■ **Text shown**
__________________________________________________

This will fetch all the standard dependencies required by Grails and then build a GRAILS_HOME installation. Note that this target skips the extensive collection of Grails test classes, which can take some time to complete.

Once the above command has finished, simply set the GRAILS_HOME environment variable to the checkout directory and add the "bin" directory to your path. When you next type grails command to run, you'll be using the version you just built.

If you are using http://sdkman.io[SDKMAN] then that can also be used to work with this local installation via the following:

sdk install grails dev /path/to/grails-core

You will also need to publish your local installation to your local maven.

./gradlew publishToMavenLocal

Now you will have a dev version in your local which you can use to test your features.

Testing Your Change

Grails has both local test coverage in the form of unit and integration tests and an entire functional test suite located at grails-functional-tests.

__________________________________________________

Recorded data
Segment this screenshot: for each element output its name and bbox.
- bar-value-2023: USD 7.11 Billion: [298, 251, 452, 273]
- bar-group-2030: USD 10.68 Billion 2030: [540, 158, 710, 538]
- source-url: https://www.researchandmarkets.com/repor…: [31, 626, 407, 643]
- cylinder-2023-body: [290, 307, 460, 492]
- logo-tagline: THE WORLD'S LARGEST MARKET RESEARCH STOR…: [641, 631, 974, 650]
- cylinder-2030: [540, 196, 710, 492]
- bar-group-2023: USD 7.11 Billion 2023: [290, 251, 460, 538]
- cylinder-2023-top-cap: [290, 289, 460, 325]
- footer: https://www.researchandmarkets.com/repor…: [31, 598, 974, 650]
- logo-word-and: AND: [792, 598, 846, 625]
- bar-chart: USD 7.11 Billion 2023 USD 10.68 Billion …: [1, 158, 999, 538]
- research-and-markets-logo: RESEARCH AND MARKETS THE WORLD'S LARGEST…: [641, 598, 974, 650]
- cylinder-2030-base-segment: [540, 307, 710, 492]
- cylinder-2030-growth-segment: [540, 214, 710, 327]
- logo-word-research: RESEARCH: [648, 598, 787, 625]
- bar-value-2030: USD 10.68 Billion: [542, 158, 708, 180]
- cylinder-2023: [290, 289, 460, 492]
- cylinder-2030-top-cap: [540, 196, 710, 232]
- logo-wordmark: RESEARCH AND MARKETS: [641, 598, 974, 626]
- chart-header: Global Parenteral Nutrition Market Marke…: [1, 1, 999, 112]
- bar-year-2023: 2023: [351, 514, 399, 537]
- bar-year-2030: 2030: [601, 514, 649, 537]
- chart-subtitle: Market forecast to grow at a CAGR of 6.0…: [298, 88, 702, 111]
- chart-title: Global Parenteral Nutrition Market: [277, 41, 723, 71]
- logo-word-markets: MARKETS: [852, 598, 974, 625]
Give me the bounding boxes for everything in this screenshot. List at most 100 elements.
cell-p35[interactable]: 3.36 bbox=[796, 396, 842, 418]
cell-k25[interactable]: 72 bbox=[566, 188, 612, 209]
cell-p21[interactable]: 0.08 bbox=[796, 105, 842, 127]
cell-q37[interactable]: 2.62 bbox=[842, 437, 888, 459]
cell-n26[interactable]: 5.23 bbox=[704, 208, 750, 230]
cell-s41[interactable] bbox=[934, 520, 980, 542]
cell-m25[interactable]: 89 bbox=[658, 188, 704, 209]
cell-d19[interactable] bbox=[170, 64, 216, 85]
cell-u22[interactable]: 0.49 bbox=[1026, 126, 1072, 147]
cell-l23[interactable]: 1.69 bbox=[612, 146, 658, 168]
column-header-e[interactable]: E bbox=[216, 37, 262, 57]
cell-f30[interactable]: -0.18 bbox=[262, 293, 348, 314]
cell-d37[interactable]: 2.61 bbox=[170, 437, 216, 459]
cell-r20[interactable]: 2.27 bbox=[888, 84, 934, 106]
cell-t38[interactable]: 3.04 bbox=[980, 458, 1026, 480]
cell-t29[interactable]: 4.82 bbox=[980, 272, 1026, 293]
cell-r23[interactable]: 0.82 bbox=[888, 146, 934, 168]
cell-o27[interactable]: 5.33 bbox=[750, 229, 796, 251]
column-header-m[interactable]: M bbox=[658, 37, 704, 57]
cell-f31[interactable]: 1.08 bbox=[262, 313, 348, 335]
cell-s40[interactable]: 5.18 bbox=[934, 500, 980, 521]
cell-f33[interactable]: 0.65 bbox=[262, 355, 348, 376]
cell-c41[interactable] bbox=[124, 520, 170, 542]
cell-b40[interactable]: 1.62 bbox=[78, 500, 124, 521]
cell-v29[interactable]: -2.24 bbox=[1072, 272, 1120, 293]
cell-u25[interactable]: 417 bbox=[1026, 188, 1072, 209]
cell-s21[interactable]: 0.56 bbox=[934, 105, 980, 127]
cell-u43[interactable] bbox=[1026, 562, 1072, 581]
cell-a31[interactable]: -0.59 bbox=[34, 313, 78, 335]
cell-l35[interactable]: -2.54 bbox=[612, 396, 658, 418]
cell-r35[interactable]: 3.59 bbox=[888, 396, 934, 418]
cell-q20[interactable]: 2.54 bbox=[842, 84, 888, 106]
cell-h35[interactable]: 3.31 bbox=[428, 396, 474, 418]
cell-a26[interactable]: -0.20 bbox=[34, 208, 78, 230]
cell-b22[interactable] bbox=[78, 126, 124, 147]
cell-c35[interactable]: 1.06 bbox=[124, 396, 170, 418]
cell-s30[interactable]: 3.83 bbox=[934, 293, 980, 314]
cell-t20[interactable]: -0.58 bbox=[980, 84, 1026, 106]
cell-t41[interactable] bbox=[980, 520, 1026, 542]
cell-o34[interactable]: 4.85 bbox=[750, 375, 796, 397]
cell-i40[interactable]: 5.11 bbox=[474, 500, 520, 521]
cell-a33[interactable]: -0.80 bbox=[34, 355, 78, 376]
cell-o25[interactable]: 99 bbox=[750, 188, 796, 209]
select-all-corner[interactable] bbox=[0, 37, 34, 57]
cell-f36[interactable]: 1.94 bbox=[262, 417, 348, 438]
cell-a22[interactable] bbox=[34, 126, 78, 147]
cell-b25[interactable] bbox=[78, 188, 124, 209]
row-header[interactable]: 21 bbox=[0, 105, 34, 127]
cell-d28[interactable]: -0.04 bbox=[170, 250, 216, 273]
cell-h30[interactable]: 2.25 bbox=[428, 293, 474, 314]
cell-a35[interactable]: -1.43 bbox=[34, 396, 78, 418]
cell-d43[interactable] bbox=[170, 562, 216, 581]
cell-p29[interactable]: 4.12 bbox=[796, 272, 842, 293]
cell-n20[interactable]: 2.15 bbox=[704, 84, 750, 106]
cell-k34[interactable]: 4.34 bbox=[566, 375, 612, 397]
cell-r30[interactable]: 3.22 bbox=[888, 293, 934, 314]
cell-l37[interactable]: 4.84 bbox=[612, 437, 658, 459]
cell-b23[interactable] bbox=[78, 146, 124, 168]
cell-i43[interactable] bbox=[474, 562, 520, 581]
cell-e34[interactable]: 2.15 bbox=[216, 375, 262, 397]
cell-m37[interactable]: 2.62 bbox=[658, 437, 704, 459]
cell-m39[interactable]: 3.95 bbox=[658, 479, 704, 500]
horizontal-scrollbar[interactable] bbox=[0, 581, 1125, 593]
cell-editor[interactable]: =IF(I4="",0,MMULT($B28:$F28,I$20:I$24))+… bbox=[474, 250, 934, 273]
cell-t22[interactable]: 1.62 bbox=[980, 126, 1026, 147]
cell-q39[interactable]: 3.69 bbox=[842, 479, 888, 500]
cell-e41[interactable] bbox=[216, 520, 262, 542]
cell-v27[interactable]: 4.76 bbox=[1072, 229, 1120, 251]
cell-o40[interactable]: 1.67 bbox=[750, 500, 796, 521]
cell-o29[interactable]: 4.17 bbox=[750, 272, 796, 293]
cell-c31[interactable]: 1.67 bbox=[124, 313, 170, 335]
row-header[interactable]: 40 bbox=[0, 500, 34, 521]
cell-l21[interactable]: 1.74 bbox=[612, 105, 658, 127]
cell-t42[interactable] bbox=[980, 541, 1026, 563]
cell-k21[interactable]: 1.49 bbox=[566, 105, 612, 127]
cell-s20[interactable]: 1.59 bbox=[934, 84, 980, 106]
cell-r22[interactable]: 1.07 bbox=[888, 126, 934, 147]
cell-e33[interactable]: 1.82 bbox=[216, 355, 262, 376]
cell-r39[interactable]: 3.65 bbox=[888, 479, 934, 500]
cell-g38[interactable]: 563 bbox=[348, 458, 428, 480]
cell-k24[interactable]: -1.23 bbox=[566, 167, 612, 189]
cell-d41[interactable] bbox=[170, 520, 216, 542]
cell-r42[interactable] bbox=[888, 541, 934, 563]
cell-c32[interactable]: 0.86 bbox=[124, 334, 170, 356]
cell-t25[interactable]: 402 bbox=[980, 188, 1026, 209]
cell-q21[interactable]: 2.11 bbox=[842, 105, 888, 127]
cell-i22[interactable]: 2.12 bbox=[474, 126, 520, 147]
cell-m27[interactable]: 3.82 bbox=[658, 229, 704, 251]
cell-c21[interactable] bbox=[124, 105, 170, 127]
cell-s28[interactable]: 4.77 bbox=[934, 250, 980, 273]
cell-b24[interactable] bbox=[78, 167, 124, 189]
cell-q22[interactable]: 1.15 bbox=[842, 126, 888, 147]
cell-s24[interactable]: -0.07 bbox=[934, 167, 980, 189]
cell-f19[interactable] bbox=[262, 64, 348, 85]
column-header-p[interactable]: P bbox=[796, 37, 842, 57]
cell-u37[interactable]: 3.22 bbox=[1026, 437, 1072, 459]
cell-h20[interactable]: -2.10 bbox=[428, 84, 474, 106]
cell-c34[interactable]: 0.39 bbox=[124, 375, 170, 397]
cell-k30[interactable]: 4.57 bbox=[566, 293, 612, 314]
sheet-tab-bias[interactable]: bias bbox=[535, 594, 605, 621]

__________________________________________________

■ **Questions on the material**
1. Answer these from the Grails build instructions:
(a) What does the build target skip?
(b) Which command publishes the local installation to the local maven?
(c) Where is the functional test suite located?
2. Pull out everything from "You will also" down to "located at grails-functional-tests." in the Grails build instructions, word for word.
The rows have nothing to do with this.

■ **Answers to the exercises**
1.
(a) The extensive collection of Grails test classes.
(b) ./gradlew publishToMavenLocal
(c) At grails-functional-tests.

2.
You will also need to publish your local installation to your local maven.

./gradlew publishToMavenLocal

Now you will have a dev version in your local which you can use to test your features.

Testing Your Change

Grails has both local test coverage in the form of unit and integration tests and an entire functional test suite located at grails-functional-tests.